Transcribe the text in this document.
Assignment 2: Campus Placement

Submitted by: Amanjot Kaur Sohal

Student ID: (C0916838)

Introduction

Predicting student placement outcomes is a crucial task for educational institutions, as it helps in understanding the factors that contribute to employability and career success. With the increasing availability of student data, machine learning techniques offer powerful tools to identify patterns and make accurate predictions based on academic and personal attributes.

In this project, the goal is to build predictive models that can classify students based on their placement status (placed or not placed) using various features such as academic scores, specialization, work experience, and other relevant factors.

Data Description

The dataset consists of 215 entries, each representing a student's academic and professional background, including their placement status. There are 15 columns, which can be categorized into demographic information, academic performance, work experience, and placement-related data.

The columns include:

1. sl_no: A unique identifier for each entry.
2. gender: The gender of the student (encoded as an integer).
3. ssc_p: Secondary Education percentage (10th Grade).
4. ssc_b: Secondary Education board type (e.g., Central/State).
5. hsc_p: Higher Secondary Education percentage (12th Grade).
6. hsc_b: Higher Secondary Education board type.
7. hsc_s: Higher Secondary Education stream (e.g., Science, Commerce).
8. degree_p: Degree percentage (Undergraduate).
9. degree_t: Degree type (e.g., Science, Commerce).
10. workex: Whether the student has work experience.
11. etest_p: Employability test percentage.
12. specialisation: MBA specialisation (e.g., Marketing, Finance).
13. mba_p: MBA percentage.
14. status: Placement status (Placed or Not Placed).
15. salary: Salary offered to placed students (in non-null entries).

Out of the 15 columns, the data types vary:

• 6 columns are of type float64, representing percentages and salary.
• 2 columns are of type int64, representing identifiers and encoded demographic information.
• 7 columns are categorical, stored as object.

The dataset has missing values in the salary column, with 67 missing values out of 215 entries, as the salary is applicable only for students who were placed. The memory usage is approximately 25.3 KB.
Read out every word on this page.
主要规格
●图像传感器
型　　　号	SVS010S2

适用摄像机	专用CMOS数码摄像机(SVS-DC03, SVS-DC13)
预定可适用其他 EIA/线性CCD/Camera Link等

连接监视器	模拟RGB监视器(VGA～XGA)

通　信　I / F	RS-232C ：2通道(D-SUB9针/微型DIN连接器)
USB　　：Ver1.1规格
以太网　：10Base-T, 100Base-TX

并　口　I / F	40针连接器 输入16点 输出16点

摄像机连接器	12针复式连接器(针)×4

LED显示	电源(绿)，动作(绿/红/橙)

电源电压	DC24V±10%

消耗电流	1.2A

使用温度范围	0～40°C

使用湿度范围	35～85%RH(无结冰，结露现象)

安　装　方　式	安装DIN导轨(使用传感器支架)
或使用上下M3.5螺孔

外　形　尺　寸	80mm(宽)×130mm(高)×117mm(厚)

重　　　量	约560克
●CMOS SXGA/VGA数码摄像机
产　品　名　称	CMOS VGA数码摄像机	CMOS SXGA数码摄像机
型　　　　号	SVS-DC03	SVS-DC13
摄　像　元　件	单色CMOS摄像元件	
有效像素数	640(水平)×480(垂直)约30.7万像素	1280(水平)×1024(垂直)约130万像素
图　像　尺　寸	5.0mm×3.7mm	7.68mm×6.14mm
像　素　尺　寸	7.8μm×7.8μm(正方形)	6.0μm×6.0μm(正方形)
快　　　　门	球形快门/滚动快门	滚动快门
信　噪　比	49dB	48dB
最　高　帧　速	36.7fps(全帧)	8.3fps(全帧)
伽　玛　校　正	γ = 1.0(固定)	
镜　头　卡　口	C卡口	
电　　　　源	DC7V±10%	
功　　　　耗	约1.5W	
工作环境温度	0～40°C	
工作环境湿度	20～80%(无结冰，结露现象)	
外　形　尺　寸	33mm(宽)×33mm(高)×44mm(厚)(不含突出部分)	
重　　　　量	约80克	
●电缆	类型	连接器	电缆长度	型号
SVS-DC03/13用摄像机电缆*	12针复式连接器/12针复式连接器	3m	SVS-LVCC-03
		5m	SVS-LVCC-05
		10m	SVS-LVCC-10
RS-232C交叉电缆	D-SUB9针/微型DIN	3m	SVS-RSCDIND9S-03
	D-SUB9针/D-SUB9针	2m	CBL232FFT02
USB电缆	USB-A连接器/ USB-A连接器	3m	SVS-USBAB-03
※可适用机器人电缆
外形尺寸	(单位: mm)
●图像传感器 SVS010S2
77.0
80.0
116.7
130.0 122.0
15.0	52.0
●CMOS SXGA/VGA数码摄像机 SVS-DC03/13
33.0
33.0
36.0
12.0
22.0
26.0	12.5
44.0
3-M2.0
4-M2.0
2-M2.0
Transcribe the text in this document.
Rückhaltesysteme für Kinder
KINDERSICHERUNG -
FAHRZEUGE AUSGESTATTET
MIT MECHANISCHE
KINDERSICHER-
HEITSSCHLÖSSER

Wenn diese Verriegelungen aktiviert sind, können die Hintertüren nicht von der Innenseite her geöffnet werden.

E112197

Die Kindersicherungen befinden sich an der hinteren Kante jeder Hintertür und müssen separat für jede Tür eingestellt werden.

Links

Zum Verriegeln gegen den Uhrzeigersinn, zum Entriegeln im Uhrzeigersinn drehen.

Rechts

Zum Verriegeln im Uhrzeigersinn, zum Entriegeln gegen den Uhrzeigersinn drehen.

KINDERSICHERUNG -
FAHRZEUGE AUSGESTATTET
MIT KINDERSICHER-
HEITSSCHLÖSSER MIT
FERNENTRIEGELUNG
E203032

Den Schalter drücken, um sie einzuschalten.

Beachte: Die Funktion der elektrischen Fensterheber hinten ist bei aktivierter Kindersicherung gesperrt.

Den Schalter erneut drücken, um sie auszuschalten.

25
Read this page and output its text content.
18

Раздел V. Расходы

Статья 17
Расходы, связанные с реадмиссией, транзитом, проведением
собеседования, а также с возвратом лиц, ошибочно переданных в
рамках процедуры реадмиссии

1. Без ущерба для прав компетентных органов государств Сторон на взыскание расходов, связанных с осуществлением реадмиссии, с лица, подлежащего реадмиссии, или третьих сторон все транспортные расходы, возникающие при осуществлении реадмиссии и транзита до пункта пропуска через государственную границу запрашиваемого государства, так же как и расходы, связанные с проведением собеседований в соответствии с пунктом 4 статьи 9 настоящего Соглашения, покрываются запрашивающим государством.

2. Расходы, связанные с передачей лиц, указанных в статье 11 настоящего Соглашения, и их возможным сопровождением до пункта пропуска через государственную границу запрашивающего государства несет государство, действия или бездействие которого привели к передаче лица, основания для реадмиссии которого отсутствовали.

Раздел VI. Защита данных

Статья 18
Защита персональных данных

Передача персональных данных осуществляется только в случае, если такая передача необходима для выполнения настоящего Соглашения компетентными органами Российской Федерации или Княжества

#### [REQUIRED TASK]
Copy all lines from the entries that contain the word "this".

#### [COMPLETE OUTPUT]
Transcribe the text in this document.
In this project, the goal is to build predictive models that can classify students based on their placement status (placed or not placed) using various features such as academic scores, specialization, work experience, and other relevant factors.
Read out every word on this page.
Transcribe the text in this document.
Read this page and output its text content.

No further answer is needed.